▸ **Requirements**: Show every line that has the string "this" in it.

[Raw records]
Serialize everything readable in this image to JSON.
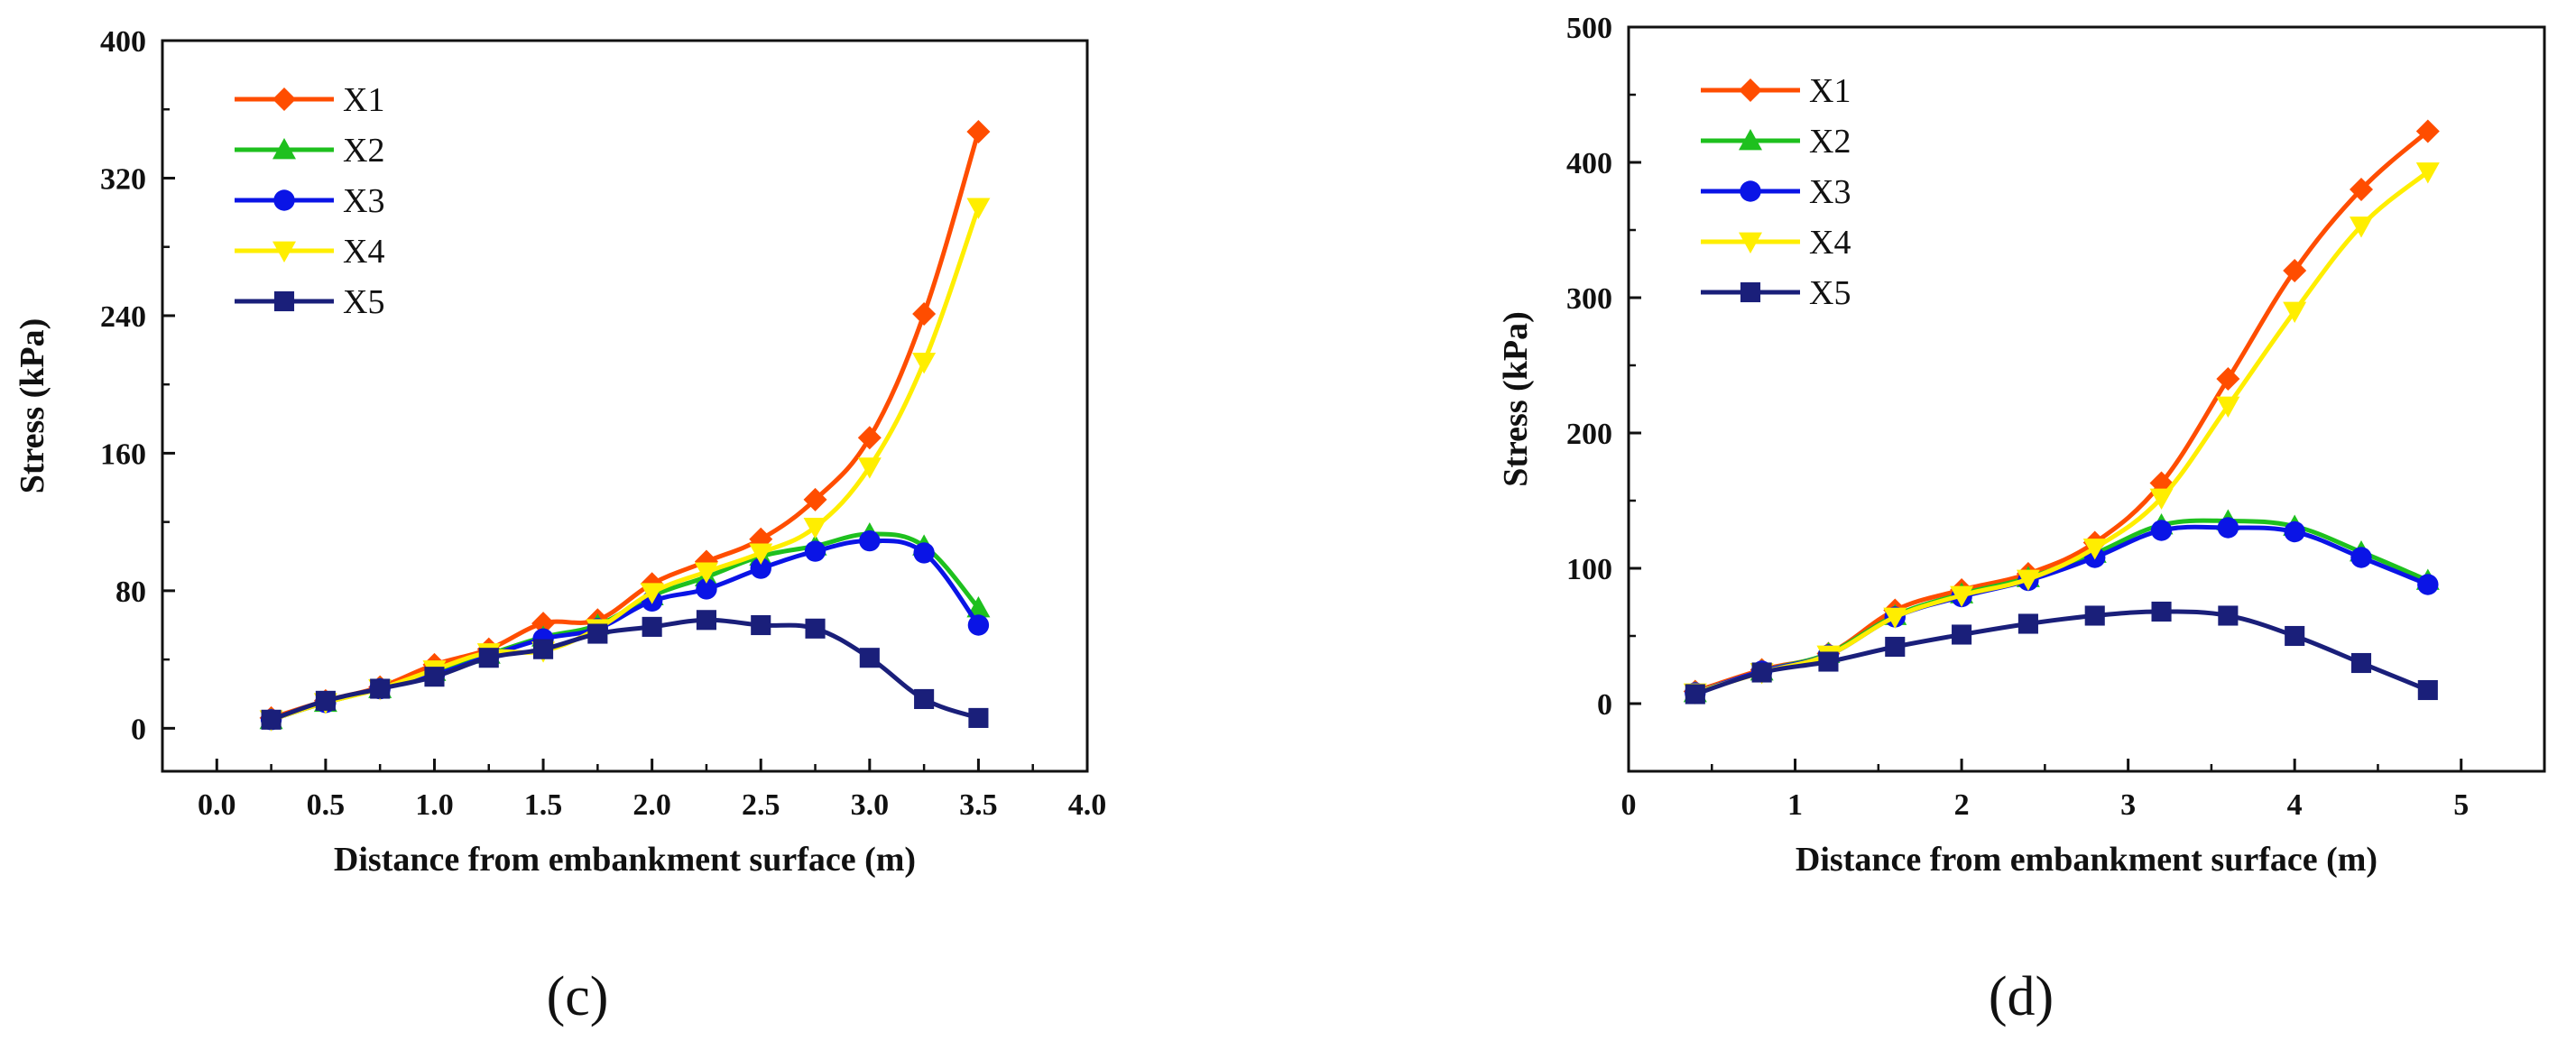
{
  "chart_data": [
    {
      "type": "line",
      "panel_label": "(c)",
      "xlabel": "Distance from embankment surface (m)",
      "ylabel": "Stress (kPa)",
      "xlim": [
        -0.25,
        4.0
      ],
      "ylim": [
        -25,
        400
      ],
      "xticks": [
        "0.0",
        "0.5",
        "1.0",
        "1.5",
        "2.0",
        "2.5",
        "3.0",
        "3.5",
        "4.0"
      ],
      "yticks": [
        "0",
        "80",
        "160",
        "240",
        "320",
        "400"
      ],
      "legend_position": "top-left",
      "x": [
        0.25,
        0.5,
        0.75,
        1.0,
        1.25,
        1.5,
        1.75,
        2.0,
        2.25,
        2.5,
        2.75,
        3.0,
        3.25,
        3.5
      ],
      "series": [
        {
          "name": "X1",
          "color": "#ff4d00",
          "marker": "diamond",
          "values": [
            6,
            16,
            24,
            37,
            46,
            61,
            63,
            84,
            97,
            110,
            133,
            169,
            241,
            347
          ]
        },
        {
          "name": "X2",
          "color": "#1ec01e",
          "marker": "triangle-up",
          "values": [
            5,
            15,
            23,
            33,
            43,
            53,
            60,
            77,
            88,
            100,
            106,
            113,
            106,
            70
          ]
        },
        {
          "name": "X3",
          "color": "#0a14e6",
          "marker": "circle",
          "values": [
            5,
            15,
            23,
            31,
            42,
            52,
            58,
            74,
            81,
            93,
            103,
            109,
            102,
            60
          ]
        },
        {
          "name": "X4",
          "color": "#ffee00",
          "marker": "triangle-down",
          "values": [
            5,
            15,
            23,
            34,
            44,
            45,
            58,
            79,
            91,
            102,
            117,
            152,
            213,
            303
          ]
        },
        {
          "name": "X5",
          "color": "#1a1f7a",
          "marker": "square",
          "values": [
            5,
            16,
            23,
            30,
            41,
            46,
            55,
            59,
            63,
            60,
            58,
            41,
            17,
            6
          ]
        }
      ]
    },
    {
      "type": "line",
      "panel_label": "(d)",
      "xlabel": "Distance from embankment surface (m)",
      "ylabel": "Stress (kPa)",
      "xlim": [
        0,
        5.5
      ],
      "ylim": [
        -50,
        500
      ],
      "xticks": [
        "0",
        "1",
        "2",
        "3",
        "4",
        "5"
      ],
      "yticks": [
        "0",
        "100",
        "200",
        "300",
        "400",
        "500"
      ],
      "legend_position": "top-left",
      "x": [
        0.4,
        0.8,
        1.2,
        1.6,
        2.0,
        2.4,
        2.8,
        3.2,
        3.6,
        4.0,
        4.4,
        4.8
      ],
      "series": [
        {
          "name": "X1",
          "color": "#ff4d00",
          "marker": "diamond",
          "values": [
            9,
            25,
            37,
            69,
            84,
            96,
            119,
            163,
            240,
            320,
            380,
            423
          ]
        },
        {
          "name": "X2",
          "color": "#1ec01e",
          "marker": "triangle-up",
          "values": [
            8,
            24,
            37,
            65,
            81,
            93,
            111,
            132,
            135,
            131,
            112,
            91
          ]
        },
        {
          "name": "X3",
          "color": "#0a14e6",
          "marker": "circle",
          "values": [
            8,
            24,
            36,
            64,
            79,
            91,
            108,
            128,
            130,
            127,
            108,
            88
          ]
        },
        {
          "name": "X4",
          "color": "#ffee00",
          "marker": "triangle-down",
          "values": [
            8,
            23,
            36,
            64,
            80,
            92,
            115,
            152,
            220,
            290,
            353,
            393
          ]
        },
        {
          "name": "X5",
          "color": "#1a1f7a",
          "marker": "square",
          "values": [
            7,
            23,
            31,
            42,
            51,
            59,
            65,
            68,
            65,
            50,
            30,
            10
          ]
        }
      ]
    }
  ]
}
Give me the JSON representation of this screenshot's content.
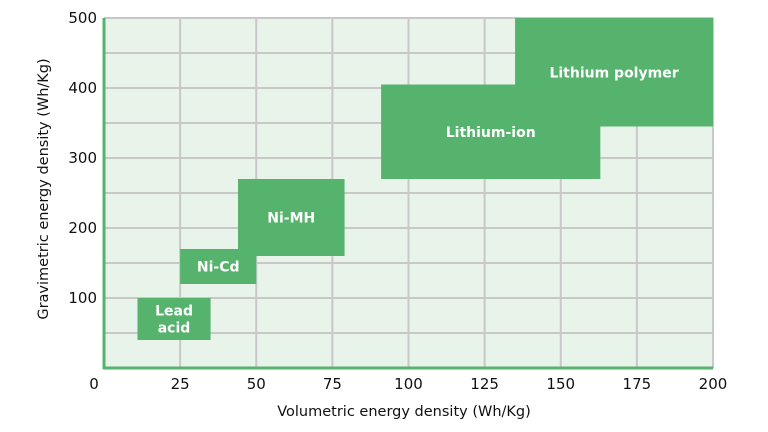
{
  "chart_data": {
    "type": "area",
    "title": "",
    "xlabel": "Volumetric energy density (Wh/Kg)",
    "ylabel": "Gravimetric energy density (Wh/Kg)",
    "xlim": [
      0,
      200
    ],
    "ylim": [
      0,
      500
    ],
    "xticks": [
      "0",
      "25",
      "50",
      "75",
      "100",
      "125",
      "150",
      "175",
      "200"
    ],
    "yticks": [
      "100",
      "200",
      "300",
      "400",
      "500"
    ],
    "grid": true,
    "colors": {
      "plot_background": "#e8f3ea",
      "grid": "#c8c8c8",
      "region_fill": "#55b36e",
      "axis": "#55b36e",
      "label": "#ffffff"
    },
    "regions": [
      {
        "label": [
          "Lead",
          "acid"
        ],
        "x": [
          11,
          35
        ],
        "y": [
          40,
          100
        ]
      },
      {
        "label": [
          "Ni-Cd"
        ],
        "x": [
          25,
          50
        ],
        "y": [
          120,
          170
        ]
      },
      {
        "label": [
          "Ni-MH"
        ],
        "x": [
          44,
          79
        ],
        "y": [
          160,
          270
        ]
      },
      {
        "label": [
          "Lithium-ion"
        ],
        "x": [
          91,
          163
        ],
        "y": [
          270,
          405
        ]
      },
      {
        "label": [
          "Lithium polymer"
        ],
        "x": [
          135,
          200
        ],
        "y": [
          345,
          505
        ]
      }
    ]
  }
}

▸ **The solution**:
Serialize everything readable in this image to JSON.
Give me the JSON representation of this screenshot's content.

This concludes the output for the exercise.